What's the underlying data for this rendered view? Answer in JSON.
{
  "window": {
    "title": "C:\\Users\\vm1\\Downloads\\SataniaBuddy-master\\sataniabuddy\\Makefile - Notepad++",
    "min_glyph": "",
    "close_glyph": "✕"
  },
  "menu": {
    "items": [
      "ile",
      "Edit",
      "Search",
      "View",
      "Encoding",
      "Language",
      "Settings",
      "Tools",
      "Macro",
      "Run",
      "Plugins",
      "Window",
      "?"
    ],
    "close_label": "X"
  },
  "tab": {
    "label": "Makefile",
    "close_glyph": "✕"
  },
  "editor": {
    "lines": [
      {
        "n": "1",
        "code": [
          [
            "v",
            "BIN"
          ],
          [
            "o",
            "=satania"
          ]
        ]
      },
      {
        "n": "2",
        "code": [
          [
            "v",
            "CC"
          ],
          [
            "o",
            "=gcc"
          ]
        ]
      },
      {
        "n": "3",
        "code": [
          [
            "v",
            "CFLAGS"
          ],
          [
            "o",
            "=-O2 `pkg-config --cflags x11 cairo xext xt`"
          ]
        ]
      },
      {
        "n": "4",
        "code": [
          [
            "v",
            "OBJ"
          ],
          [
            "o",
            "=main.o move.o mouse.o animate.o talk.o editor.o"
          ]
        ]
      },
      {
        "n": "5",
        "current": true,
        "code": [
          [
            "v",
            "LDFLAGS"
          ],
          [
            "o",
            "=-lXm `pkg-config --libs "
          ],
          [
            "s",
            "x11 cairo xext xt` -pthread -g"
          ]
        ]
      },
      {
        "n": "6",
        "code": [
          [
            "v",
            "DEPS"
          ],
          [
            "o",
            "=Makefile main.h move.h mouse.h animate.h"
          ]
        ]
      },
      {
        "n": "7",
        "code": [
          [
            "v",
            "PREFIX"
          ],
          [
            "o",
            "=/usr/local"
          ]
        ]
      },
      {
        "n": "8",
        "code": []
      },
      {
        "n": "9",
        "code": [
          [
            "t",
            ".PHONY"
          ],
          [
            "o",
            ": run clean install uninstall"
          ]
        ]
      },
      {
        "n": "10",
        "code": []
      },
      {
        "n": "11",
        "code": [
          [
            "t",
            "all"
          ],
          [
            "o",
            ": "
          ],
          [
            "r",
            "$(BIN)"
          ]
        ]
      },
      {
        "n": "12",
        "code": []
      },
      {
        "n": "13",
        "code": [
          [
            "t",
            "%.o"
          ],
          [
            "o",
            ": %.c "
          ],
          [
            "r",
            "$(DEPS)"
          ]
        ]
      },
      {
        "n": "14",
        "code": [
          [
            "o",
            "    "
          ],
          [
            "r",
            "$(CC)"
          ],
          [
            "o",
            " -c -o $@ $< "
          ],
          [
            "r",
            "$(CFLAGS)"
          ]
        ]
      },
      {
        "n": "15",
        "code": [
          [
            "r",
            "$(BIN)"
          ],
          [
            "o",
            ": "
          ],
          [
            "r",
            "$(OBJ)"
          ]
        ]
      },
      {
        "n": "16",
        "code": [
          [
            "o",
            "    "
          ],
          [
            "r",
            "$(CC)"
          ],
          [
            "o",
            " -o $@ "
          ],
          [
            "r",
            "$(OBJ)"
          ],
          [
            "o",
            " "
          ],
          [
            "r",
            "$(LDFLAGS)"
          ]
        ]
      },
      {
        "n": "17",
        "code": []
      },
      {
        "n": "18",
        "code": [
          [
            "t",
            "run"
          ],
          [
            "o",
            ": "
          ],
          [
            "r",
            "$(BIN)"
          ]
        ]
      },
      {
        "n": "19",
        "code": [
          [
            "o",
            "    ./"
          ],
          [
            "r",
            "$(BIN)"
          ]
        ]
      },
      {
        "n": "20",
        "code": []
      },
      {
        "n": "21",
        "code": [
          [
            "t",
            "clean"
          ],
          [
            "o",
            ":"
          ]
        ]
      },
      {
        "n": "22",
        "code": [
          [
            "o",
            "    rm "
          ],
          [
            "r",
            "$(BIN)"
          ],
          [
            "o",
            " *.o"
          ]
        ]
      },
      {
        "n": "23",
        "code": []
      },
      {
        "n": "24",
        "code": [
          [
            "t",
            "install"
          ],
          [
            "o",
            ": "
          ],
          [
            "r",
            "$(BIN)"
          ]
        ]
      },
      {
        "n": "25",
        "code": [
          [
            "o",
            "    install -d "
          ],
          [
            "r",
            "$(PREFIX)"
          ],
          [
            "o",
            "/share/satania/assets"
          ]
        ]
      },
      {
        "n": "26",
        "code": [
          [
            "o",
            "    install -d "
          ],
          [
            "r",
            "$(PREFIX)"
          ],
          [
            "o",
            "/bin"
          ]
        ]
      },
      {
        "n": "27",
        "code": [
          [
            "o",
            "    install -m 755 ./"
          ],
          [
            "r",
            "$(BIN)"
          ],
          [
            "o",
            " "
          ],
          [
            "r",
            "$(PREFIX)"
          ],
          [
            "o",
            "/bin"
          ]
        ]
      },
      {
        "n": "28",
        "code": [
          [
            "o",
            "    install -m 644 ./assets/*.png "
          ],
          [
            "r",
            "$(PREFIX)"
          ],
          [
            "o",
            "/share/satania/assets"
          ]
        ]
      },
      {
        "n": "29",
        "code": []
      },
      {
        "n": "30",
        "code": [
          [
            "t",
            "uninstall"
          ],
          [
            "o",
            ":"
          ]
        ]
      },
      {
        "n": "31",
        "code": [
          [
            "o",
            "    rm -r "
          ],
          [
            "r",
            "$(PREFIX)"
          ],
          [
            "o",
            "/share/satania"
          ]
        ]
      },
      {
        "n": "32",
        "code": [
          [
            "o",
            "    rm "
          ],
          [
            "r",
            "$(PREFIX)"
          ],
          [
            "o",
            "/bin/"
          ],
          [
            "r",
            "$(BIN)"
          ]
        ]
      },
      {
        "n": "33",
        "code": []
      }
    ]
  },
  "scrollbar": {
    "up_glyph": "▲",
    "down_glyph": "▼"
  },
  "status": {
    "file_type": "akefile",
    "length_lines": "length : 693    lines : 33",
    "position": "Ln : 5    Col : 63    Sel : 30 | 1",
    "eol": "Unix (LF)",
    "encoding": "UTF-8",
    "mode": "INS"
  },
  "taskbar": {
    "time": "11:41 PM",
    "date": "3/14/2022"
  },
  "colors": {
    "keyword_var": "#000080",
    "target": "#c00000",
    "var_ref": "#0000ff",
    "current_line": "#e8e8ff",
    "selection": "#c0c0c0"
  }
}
########
DO THIS »
List all lines from the entries that include the word "config".

THE ANSWER »
            "=-O2 `pkg-config --cflags x11 cairo xext xt`"
            "=-lXm `pkg-config --libs "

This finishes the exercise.